▶ _What you will do_: Each line containing the word "panel" should be found and copied.

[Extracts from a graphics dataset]
-=-=-

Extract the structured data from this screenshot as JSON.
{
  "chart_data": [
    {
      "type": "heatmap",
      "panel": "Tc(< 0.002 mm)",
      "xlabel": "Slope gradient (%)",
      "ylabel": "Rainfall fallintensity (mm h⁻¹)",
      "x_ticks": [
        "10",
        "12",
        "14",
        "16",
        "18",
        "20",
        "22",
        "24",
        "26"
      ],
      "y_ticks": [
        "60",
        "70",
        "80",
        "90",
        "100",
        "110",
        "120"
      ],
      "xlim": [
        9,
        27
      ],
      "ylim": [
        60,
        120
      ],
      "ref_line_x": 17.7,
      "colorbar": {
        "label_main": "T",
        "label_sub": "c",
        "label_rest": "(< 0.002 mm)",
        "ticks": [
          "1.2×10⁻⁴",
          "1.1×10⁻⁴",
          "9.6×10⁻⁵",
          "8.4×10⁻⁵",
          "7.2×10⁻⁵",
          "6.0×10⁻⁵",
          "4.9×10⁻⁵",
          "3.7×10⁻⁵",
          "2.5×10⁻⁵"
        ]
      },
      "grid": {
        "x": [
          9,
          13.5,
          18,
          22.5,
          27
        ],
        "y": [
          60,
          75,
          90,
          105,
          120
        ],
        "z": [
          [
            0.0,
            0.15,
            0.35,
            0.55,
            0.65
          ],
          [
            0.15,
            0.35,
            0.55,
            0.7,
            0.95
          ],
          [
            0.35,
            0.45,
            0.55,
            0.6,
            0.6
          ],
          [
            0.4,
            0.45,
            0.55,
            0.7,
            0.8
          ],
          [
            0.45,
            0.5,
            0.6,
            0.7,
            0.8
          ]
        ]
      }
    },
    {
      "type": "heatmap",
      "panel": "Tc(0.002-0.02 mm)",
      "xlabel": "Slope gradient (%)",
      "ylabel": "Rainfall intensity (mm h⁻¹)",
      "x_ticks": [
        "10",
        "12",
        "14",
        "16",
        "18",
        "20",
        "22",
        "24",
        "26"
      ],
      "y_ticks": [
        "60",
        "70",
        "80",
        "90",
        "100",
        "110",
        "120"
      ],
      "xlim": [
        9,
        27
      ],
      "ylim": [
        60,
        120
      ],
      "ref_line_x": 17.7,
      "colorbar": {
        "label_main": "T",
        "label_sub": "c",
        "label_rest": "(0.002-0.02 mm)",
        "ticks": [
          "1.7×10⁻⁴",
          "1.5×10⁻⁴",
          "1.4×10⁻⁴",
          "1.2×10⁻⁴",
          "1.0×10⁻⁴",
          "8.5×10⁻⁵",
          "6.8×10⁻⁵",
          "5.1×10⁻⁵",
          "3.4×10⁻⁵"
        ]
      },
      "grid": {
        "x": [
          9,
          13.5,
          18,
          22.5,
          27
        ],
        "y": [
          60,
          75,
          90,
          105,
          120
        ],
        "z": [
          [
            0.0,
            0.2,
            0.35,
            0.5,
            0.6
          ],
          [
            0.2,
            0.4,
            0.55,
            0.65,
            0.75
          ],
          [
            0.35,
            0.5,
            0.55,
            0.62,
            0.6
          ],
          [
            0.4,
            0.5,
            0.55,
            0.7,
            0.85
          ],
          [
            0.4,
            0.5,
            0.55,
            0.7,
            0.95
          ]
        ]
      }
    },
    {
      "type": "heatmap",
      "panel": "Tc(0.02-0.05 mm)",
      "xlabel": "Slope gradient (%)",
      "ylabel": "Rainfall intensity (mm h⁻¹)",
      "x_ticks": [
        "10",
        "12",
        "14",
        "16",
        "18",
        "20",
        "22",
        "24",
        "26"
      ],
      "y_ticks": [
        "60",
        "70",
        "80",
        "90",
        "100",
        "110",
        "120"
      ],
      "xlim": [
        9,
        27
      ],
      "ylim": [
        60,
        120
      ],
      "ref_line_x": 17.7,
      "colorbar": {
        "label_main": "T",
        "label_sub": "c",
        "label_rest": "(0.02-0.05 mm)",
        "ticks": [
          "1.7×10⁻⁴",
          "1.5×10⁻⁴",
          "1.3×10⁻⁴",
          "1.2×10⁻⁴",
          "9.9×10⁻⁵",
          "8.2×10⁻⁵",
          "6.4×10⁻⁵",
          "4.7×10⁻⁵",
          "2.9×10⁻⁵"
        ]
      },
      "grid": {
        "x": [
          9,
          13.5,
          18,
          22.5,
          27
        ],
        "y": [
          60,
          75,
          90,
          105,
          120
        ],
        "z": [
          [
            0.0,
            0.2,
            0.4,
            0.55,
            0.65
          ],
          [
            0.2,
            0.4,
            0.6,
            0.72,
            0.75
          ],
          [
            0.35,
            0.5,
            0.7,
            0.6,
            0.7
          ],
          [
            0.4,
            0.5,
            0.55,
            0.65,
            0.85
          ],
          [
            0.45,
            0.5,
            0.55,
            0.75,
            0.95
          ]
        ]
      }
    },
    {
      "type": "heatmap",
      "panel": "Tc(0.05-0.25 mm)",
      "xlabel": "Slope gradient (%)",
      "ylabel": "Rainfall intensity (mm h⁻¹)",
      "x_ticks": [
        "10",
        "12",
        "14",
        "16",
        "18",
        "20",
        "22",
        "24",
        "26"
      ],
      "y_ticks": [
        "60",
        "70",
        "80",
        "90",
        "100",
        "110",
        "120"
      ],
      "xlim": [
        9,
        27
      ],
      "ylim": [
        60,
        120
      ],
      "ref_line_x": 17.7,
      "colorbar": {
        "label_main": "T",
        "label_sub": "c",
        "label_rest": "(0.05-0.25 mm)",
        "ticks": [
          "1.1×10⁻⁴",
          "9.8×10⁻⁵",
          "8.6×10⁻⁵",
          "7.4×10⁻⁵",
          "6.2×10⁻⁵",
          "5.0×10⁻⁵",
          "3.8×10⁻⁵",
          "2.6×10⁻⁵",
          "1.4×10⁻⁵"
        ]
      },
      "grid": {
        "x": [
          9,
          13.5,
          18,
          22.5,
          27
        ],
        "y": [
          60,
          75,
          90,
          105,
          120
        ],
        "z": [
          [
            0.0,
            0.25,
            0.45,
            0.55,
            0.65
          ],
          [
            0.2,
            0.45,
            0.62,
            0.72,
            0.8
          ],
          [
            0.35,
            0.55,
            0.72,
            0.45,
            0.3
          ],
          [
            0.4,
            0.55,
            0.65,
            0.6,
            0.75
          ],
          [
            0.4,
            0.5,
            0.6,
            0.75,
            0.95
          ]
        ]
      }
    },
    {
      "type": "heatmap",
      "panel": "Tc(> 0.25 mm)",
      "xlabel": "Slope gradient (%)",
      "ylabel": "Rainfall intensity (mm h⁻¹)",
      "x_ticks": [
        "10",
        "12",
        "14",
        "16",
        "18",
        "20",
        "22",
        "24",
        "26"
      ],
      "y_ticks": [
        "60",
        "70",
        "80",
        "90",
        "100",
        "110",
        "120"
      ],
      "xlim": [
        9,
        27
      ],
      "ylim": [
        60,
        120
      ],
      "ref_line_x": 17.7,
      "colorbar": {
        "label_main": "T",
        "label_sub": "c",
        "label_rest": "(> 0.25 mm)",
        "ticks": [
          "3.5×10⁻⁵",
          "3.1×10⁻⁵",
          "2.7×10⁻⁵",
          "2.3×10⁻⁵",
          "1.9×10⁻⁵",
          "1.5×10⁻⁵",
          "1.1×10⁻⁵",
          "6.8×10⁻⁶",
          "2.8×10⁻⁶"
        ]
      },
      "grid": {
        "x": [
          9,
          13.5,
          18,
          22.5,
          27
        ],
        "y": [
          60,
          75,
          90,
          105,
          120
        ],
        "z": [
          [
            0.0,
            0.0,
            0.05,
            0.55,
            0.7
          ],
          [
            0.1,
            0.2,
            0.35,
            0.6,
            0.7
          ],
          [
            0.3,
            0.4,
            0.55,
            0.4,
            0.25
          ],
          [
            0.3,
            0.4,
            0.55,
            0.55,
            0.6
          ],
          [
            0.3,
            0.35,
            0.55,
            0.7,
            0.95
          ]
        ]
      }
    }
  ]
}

-=-=-

▶ _Finished exercise_:
      "panel": "Tc(< 0.002 mm)",
      "panel": "Tc(0.002-0.02 mm)",
      "panel": "Tc(0.02-0.05 mm)",
      "panel": "Tc(0.05-0.25 mm)",
      "panel": "Tc(> 0.25 mm)",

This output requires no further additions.